Each entry should be quoted word for word, including every mark of punctuation.
##### Given records
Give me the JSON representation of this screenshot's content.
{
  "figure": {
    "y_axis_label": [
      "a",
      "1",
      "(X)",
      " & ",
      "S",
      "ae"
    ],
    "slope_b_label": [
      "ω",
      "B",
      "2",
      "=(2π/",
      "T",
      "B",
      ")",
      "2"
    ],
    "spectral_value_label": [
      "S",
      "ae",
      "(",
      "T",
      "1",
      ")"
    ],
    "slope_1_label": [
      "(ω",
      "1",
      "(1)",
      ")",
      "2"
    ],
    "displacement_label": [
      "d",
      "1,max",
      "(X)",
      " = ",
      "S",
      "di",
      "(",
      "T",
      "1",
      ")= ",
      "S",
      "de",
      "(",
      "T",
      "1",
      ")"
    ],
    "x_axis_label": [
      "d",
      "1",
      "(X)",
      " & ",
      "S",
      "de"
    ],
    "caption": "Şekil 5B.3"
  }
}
##########
## Written solution
Give me the JSON representation of this screenshot's content.
{
  "figure": {
    "y_axis_label": [
      "a",
      "1",
      "(X)",
      " & ",
      "S",
      "ae"
    ],
    "slope_b_label": [
      "ω",
      "B",
      "2",
      "=(2π/",
      "T",
      "B",
      ")",
      "2"
    ],
    "spectral_value_label": [
      "S",
      "ae",
      "(",
      "T",
      "1",
      ")"
    ],
    "slope_1_label": [
      "(ω",
      "1",
      "(1)",
      ")",
      "2"
    ],
    "displacement_label": [
      "d",
      "1,max",
      "(X)",
      " = ",
      "S",
      "di",
      "(",
      "T",
      "1",
      ")= ",
      "S",
      "de",
      "(",
      "T",
      "1",
      ")"
    ],
    "x_axis_label": [
      "d",
      "1",
      "(X)",
      " & ",
      "S",
      "de"
    ],
    "caption": "Şekil 5B.3"
  }
}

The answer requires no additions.